- REQUIRED WORK -
Select every line below containing the word "image".

- RECORDS PROVIDED -
******************************
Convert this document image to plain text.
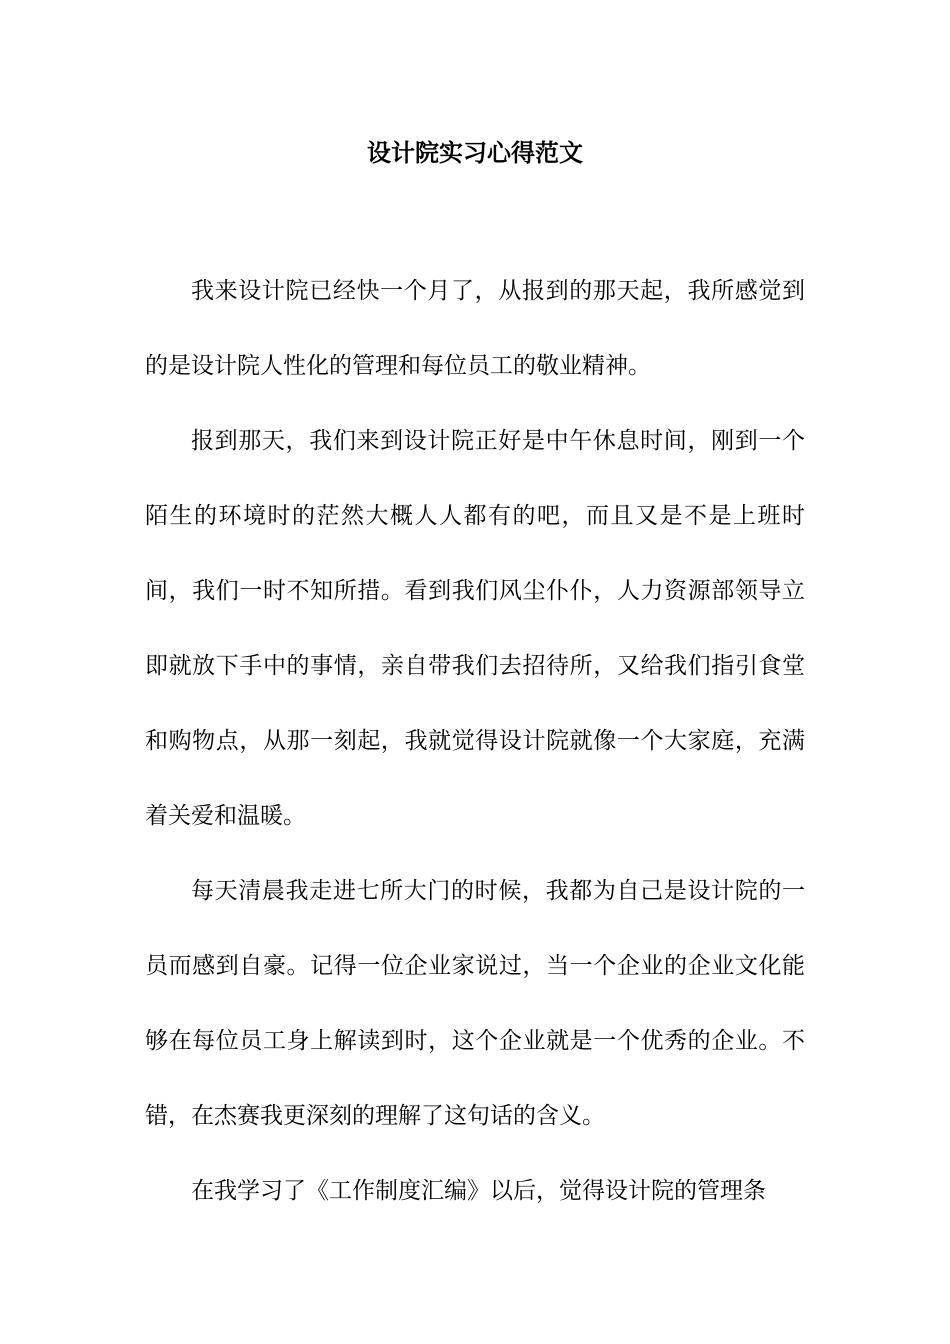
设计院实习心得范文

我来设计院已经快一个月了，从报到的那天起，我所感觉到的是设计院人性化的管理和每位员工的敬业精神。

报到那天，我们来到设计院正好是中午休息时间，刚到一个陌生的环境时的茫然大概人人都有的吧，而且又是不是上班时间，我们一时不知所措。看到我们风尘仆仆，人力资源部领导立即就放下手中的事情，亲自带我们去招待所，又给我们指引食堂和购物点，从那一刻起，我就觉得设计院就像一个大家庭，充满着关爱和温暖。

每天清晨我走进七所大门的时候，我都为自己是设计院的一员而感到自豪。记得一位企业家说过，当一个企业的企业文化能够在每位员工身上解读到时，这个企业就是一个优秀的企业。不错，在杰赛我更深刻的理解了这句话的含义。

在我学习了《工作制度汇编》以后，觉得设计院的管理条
******************************
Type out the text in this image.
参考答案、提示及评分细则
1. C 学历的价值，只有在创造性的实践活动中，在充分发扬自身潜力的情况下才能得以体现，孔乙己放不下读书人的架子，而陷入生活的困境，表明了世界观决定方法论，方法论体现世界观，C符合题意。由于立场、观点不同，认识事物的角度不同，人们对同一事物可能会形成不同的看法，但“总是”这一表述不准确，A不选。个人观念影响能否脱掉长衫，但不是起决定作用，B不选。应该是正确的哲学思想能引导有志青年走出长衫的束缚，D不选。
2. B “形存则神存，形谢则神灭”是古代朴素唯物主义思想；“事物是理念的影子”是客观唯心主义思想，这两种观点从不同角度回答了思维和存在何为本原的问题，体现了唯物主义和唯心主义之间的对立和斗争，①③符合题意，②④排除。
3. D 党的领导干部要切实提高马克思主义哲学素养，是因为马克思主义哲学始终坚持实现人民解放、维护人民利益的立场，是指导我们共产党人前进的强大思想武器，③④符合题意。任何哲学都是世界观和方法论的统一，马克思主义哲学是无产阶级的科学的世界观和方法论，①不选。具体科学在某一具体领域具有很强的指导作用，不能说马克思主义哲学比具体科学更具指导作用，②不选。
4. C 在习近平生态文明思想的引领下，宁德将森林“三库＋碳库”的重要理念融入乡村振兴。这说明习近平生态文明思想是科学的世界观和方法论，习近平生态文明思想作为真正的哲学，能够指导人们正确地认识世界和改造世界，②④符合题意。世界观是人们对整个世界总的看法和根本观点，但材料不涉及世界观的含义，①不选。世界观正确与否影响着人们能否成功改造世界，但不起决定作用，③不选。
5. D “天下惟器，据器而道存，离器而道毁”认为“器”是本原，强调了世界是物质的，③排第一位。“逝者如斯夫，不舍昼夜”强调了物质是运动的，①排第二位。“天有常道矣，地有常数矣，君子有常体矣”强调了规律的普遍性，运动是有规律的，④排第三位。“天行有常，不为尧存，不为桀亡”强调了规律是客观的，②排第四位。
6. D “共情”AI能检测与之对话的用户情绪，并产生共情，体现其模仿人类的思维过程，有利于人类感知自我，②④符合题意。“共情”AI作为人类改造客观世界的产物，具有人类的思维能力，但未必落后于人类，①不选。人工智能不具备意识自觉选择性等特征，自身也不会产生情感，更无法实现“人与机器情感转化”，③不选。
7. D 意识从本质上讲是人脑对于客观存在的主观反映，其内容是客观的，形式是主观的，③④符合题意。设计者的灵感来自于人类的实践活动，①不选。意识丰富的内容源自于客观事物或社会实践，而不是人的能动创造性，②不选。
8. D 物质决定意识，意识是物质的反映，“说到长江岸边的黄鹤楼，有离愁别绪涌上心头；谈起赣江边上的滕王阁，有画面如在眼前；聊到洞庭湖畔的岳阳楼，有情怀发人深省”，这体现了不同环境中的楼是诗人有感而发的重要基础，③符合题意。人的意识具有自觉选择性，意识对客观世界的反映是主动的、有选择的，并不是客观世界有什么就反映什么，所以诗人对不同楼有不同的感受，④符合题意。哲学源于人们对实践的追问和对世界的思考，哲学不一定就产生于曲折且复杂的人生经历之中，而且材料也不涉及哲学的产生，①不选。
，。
******************************
- FINISHED EXERCISE -
Convert this document image to plain text.
Type out the text in this image.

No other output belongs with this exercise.